**Given problem:** Without the images, output each record below as it stands.

(Stored data)
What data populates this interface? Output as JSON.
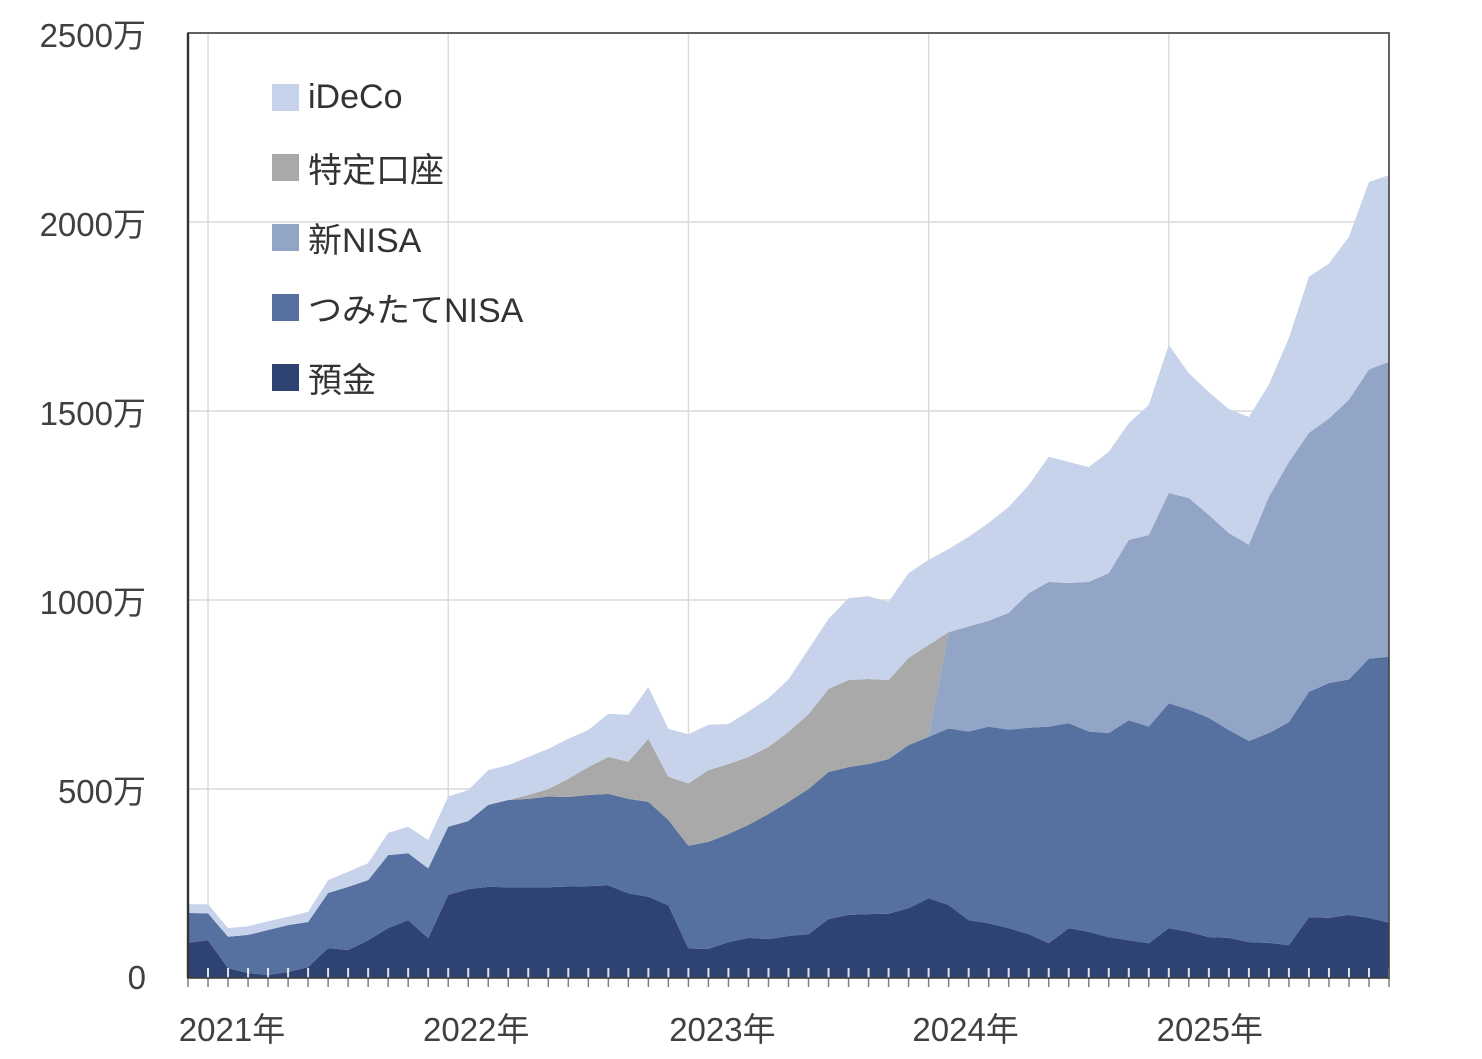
{
  "chart_data": {
    "type": "area",
    "stacked": true,
    "title": "",
    "grid": true,
    "legend_position": "top-left-inside",
    "y_axis": {
      "min": 0,
      "max": 2500,
      "step": 500,
      "unit": "万",
      "tick_labels": [
        "0",
        "500万",
        "1000万",
        "1500万",
        "2000万",
        "2500万"
      ]
    },
    "x_axis": {
      "tick_labels": [
        "2021年",
        "2022年",
        "2023年",
        "2024年",
        "2025年"
      ],
      "minor_ticks": "monthly"
    },
    "months": [
      "2020-12",
      "2021-01",
      "2021-02",
      "2021-03",
      "2021-04",
      "2021-05",
      "2021-06",
      "2021-07",
      "2021-08",
      "2021-09",
      "2021-10",
      "2021-11",
      "2021-12",
      "2022-01",
      "2022-02",
      "2022-03",
      "2022-04",
      "2022-05",
      "2022-06",
      "2022-07",
      "2022-08",
      "2022-09",
      "2022-10",
      "2022-11",
      "2022-12",
      "2023-01",
      "2023-02",
      "2023-03",
      "2023-04",
      "2023-05",
      "2023-06",
      "2023-07",
      "2023-08",
      "2023-09",
      "2023-10",
      "2023-11",
      "2023-12",
      "2024-01",
      "2024-02",
      "2024-03",
      "2024-04",
      "2024-05",
      "2024-06",
      "2024-07",
      "2024-08",
      "2024-09",
      "2024-10",
      "2024-11",
      "2024-12",
      "2025-01",
      "2025-02",
      "2025-03",
      "2025-04",
      "2025-05",
      "2025-06",
      "2025-07",
      "2025-08",
      "2025-09",
      "2025-10",
      "2025-11",
      "2025-12"
    ],
    "series": [
      {
        "name": "預金",
        "color": "#2e4372",
        "values": [
          93,
          100,
          26,
          13,
          8,
          16,
          29,
          79,
          74,
          100,
          132,
          153,
          105,
          220,
          235,
          241,
          240,
          240,
          240,
          242,
          243,
          245,
          224,
          215,
          192,
          78,
          77,
          95,
          106,
          103,
          111,
          116,
          156,
          167,
          169,
          170,
          185,
          211,
          193,
          153,
          145,
          132,
          116,
          92,
          132,
          122,
          108,
          100,
          92,
          132,
          122,
          108,
          106,
          95,
          93,
          87,
          161,
          159,
          167,
          159,
          146
        ]
      },
      {
        "name": "つみたてNISA",
        "color": "#56709f",
        "values": [
          79,
          71,
          83,
          101,
          119,
          124,
          119,
          146,
          167,
          159,
          193,
          177,
          185,
          180,
          180,
          217,
          231,
          234,
          240,
          237,
          241,
          242,
          250,
          251,
          226,
          272,
          283,
          286,
          299,
          331,
          355,
          384,
          389,
          391,
          397,
          409,
          431,
          427,
          467,
          499,
          520,
          525,
          546,
          573,
          542,
          530,
          540,
          582,
          573,
          595,
          588,
          580,
          550,
          532,
          555,
          590,
          596,
          621,
          623,
          686,
          704
        ]
      },
      {
        "name": "新NISA",
        "color": "#93a5c6",
        "values": [
          0,
          0,
          0,
          0,
          0,
          0,
          0,
          0,
          0,
          0,
          0,
          0,
          0,
          0,
          0,
          0,
          0,
          0,
          0,
          0,
          0,
          0,
          0,
          0,
          0,
          0,
          0,
          0,
          0,
          0,
          0,
          0,
          0,
          0,
          0,
          0,
          0,
          0,
          255,
          278,
          280,
          309,
          356,
          383,
          371,
          396,
          423,
          477,
          507,
          556,
          560,
          537,
          521,
          519,
          625,
          688,
          685,
          700,
          740,
          765,
          780
        ]
      },
      {
        "name": "特定口座",
        "color": "#a9a9a9",
        "values": [
          0,
          0,
          0,
          0,
          0,
          0,
          0,
          0,
          0,
          0,
          0,
          0,
          0,
          0,
          0,
          0,
          0,
          10,
          20,
          48,
          74,
          98,
          98,
          167,
          114,
          165,
          190,
          185,
          180,
          177,
          185,
          198,
          220,
          230,
          225,
          209,
          231,
          243,
          0,
          0,
          0,
          0,
          0,
          0,
          0,
          0,
          0,
          0,
          0,
          0,
          0,
          0,
          0,
          0,
          0,
          0,
          0,
          0,
          0,
          0,
          0
        ]
      },
      {
        "name": "iDeCo",
        "color": "#c7d3ea",
        "values": [
          23,
          24,
          23,
          23,
          23,
          22,
          27,
          34,
          40,
          45,
          59,
          70,
          75,
          80,
          82,
          92,
          92,
          101,
          106,
          106,
          98,
          114,
          124,
          137,
          127,
          130,
          120,
          106,
          120,
          129,
          139,
          172,
          185,
          217,
          219,
          207,
          224,
          225,
          220,
          237,
          259,
          280,
          286,
          331,
          320,
          304,
          321,
          309,
          344,
          392,
          330,
          325,
          328,
          338,
          297,
          328,
          413,
          410,
          431,
          496,
          494
        ]
      }
    ],
    "legend": [
      {
        "label": "iDeCo",
        "color": "#c7d3ea"
      },
      {
        "label": "特定口座",
        "color": "#a9a9a9"
      },
      {
        "label": "新NISA",
        "color": "#93a5c6"
      },
      {
        "label": "つみたてNISA",
        "color": "#56709f"
      },
      {
        "label": "預金",
        "color": "#2e4372"
      }
    ]
  },
  "colors": {
    "background": "#ffffff",
    "grid": "#d9d9d9",
    "axis_border": "#3f3f3f",
    "tick_below": "#808080",
    "tick_inside": "#ffffff",
    "text": "#404040"
  }
}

**Task solution:**
What data populates this interface? Output as JSON.
{
  "chart_data": {
    "type": "area",
    "stacked": true,
    "title": "",
    "grid": true,
    "legend_position": "top-left-inside",
    "y_axis": {
      "min": 0,
      "max": 2500,
      "step": 500,
      "unit": "万",
      "tick_labels": [
        "0",
        "500万",
        "1000万",
        "1500万",
        "2000万",
        "2500万"
      ]
    },
    "x_axis": {
      "tick_labels": [
        "2021年",
        "2022年",
        "2023年",
        "2024年",
        "2025年"
      ],
      "minor_ticks": "monthly"
    },
    "months": [
      "2020-12",
      "2021-01",
      "2021-02",
      "2021-03",
      "2021-04",
      "2021-05",
      "2021-06",
      "2021-07",
      "2021-08",
      "2021-09",
      "2021-10",
      "2021-11",
      "2021-12",
      "2022-01",
      "2022-02",
      "2022-03",
      "2022-04",
      "2022-05",
      "2022-06",
      "2022-07",
      "2022-08",
      "2022-09",
      "2022-10",
      "2022-11",
      "2022-12",
      "2023-01",
      "2023-02",
      "2023-03",
      "2023-04",
      "2023-05",
      "2023-06",
      "2023-07",
      "2023-08",
      "2023-09",
      "2023-10",
      "2023-11",
      "2023-12",
      "2024-01",
      "2024-02",
      "2024-03",
      "2024-04",
      "2024-05",
      "2024-06",
      "2024-07",
      "2024-08",
      "2024-09",
      "2024-10",
      "2024-11",
      "2024-12",
      "2025-01",
      "2025-02",
      "2025-03",
      "2025-04",
      "2025-05",
      "2025-06",
      "2025-07",
      "2025-08",
      "2025-09",
      "2025-10",
      "2025-11",
      "2025-12"
    ],
    "series": [
      {
        "name": "預金",
        "color": "#2e4372",
        "values": [
          93,
          100,
          26,
          13,
          8,
          16,
          29,
          79,
          74,
          100,
          132,
          153,
          105,
          220,
          235,
          241,
          240,
          240,
          240,
          242,
          243,
          245,
          224,
          215,
          192,
          78,
          77,
          95,
          106,
          103,
          111,
          116,
          156,
          167,
          169,
          170,
          185,
          211,
          193,
          153,
          145,
          132,
          116,
          92,
          132,
          122,
          108,
          100,
          92,
          132,
          122,
          108,
          106,
          95,
          93,
          87,
          161,
          159,
          167,
          159,
          146
        ]
      },
      {
        "name": "つみたてNISA",
        "color": "#56709f",
        "values": [
          79,
          71,
          83,
          101,
          119,
          124,
          119,
          146,
          167,
          159,
          193,
          177,
          185,
          180,
          180,
          217,
          231,
          234,
          240,
          237,
          241,
          242,
          250,
          251,
          226,
          272,
          283,
          286,
          299,
          331,
          355,
          384,
          389,
          391,
          397,
          409,
          431,
          427,
          467,
          499,
          520,
          525,
          546,
          573,
          542,
          530,
          540,
          582,
          573,
          595,
          588,
          580,
          550,
          532,
          555,
          590,
          596,
          621,
          623,
          686,
          704
        ]
      },
      {
        "name": "新NISA",
        "color": "#93a5c6",
        "values": [
          0,
          0,
          0,
          0,
          0,
          0,
          0,
          0,
          0,
          0,
          0,
          0,
          0,
          0,
          0,
          0,
          0,
          0,
          0,
          0,
          0,
          0,
          0,
          0,
          0,
          0,
          0,
          0,
          0,
          0,
          0,
          0,
          0,
          0,
          0,
          0,
          0,
          0,
          255,
          278,
          280,
          309,
          356,
          383,
          371,
          396,
          423,
          477,
          507,
          556,
          560,
          537,
          521,
          519,
          625,
          688,
          685,
          700,
          740,
          765,
          780
        ]
      },
      {
        "name": "特定口座",
        "color": "#a9a9a9",
        "values": [
          0,
          0,
          0,
          0,
          0,
          0,
          0,
          0,
          0,
          0,
          0,
          0,
          0,
          0,
          0,
          0,
          0,
          10,
          20,
          48,
          74,
          98,
          98,
          167,
          114,
          165,
          190,
          185,
          180,
          177,
          185,
          198,
          220,
          230,
          225,
          209,
          231,
          243,
          0,
          0,
          0,
          0,
          0,
          0,
          0,
          0,
          0,
          0,
          0,
          0,
          0,
          0,
          0,
          0,
          0,
          0,
          0,
          0,
          0,
          0,
          0
        ]
      },
      {
        "name": "iDeCo",
        "color": "#c7d3ea",
        "values": [
          23,
          24,
          23,
          23,
          23,
          22,
          27,
          34,
          40,
          45,
          59,
          70,
          75,
          80,
          82,
          92,
          92,
          101,
          106,
          106,
          98,
          114,
          124,
          137,
          127,
          130,
          120,
          106,
          120,
          129,
          139,
          172,
          185,
          217,
          219,
          207,
          224,
          225,
          220,
          237,
          259,
          280,
          286,
          331,
          320,
          304,
          321,
          309,
          344,
          392,
          330,
          325,
          328,
          338,
          297,
          328,
          413,
          410,
          431,
          496,
          494
        ]
      }
    ],
    "legend": [
      {
        "label": "iDeCo",
        "color": "#c7d3ea"
      },
      {
        "label": "特定口座",
        "color": "#a9a9a9"
      },
      {
        "label": "新NISA",
        "color": "#93a5c6"
      },
      {
        "label": "つみたてNISA",
        "color": "#56709f"
      },
      {
        "label": "預金",
        "color": "#2e4372"
      }
    ]
  },
  "colors": {
    "background": "#ffffff",
    "grid": "#d9d9d9",
    "axis_border": "#3f3f3f",
    "tick_below": "#808080",
    "tick_inside": "#ffffff",
    "text": "#404040"
  }
}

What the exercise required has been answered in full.